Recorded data
— START —

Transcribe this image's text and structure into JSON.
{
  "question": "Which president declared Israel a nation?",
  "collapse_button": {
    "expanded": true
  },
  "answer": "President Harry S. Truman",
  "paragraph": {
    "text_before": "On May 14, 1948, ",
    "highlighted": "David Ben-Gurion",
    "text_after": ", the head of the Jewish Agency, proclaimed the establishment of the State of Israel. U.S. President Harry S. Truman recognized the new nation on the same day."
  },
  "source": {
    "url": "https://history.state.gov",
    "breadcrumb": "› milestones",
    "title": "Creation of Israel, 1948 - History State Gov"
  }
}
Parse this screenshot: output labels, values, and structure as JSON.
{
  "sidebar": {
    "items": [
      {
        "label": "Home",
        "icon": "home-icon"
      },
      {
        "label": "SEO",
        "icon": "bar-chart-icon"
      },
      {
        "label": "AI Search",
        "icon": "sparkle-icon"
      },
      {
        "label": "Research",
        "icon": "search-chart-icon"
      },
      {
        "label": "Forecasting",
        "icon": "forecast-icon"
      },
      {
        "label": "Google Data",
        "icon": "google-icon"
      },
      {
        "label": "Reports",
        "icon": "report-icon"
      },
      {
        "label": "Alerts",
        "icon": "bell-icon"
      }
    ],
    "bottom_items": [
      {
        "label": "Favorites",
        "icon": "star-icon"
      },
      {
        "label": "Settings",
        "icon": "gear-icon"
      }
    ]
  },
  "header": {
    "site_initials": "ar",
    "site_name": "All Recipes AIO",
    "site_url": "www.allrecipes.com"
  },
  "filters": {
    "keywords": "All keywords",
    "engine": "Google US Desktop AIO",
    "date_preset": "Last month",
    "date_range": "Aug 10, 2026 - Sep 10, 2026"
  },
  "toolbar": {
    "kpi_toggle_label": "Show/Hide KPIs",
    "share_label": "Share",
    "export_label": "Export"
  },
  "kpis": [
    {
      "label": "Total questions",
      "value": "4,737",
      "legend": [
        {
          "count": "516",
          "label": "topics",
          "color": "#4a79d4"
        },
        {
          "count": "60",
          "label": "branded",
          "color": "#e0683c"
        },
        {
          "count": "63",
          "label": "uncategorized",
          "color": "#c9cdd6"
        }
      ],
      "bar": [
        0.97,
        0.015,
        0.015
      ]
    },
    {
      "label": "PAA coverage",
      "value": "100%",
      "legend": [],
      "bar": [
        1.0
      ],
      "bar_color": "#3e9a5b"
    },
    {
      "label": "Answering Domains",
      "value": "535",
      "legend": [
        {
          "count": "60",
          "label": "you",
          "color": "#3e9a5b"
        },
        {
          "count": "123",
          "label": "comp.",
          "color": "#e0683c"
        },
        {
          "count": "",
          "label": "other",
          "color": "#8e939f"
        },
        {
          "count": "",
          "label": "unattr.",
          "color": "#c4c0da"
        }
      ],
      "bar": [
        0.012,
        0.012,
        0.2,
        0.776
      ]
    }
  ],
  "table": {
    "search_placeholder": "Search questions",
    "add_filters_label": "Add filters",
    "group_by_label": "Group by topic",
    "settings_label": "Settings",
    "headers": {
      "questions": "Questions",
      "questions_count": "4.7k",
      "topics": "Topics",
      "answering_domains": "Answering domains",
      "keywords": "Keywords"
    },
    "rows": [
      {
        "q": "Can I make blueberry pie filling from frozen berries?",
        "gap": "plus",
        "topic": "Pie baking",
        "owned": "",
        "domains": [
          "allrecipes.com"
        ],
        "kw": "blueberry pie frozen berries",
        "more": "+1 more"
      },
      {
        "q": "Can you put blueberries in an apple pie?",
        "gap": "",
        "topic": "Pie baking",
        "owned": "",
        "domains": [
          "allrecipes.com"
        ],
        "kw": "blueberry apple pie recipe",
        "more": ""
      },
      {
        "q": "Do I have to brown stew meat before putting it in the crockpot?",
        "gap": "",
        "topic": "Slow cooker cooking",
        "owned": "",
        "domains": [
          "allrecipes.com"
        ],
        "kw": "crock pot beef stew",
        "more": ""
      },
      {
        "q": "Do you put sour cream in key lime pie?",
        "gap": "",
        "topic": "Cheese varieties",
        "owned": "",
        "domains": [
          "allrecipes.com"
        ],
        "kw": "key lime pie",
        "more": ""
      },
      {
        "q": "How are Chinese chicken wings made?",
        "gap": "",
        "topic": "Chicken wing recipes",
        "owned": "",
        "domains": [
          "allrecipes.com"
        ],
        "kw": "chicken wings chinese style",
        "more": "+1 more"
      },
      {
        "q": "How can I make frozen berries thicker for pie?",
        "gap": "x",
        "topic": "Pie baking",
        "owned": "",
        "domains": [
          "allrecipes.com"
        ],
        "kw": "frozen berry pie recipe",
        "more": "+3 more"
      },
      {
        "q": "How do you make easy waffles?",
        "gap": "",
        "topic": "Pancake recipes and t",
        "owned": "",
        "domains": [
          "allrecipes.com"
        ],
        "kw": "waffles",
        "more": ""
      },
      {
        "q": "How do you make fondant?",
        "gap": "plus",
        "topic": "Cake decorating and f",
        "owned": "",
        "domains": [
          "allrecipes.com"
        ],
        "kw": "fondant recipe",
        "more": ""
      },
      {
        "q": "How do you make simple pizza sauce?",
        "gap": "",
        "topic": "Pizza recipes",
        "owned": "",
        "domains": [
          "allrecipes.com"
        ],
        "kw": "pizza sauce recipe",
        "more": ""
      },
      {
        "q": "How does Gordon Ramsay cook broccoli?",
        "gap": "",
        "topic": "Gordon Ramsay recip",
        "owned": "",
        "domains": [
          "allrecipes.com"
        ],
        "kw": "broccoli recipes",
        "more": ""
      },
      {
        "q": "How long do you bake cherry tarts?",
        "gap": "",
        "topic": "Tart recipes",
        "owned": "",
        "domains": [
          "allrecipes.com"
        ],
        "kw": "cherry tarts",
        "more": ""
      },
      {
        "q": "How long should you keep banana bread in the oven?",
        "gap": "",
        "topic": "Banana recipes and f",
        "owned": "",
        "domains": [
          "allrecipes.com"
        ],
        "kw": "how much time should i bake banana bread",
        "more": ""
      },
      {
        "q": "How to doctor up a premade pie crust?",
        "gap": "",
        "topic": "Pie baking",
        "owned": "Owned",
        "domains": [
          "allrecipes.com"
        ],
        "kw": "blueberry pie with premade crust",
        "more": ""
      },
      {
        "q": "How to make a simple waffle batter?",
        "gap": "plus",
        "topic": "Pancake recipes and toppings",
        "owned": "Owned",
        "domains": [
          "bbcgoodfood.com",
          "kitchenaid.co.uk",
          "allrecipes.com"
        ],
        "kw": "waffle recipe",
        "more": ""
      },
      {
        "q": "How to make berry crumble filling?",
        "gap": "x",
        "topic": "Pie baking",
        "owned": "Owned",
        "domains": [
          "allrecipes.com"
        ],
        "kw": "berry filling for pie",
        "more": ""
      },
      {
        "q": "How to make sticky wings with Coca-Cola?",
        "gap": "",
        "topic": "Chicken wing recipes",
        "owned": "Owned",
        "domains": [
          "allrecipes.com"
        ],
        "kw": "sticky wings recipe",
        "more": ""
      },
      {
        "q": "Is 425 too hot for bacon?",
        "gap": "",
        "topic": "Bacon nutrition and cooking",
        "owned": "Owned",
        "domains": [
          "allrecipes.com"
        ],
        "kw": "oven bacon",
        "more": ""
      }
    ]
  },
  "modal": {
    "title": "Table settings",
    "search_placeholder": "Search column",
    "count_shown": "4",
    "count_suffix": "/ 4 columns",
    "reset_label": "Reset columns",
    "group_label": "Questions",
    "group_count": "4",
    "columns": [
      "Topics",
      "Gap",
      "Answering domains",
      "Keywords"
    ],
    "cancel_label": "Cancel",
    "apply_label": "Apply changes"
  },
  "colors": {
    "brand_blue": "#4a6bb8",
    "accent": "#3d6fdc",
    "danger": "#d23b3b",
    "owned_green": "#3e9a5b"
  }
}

— END —

Required work: Report the number of lines in the listing above that include the word "premade", and nothing else.

Complete response: 2